### WHAT YOU HAVE TO DO
Locate and copy each line in the data that contains the word "personaje".

▼

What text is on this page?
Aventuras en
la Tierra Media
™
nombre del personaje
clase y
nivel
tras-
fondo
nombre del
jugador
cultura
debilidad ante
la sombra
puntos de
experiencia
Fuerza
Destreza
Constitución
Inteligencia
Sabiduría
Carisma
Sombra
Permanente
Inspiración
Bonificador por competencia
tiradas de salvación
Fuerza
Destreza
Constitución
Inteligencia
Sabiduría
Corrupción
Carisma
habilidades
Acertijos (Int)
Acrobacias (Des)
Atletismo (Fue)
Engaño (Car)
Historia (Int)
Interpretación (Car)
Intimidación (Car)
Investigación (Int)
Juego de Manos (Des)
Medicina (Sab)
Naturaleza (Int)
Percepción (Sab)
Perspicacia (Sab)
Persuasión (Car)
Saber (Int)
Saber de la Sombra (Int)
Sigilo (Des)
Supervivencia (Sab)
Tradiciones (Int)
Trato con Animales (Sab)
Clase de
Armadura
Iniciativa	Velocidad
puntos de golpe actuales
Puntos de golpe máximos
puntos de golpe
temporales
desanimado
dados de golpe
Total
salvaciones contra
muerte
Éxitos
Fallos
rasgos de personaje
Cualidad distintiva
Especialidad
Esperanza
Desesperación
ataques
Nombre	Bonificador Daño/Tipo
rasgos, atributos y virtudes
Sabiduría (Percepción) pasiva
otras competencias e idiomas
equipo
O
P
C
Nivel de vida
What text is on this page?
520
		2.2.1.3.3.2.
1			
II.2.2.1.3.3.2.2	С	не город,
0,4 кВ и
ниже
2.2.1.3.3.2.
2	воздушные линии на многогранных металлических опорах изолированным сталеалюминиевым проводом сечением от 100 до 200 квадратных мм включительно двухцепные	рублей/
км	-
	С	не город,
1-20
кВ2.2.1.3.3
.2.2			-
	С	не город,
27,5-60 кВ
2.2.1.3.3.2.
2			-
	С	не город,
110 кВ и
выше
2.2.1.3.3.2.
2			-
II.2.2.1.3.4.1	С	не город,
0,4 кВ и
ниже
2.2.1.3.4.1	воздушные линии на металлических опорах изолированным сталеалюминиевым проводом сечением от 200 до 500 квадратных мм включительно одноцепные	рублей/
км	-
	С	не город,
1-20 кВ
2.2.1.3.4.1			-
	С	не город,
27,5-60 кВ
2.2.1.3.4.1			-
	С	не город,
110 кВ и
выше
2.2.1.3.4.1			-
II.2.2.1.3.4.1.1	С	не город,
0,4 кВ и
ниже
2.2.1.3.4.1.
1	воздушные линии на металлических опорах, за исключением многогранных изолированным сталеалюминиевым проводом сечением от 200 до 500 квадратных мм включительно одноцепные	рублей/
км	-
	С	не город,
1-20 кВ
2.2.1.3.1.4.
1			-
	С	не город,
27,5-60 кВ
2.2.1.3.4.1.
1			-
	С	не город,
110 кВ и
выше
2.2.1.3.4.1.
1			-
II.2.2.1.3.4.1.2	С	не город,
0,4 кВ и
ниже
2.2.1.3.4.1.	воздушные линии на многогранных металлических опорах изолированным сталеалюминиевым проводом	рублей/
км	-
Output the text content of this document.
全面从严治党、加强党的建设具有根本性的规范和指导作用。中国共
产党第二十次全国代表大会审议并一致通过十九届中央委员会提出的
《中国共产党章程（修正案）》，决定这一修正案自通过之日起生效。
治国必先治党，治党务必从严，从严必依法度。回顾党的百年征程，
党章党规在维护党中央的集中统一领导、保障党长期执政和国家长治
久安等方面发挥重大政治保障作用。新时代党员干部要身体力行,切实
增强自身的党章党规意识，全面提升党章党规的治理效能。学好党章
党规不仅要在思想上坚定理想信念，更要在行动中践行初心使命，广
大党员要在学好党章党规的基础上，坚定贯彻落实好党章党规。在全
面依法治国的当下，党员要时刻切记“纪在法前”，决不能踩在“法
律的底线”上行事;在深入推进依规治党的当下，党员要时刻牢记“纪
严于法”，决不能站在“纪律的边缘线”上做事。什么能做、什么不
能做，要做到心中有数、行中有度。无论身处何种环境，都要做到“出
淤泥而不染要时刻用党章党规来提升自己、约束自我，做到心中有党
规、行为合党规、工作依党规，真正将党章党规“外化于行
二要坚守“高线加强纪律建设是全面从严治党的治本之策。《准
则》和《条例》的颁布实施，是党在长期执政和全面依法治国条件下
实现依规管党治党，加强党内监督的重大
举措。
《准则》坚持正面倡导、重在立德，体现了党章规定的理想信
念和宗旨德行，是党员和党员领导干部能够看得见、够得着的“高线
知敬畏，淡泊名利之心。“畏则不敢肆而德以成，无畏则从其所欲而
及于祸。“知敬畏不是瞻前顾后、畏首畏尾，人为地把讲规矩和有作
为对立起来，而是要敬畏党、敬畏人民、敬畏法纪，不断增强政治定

▲

### CORRECT OUTPUT
nombre del personaje
rasgos de personaje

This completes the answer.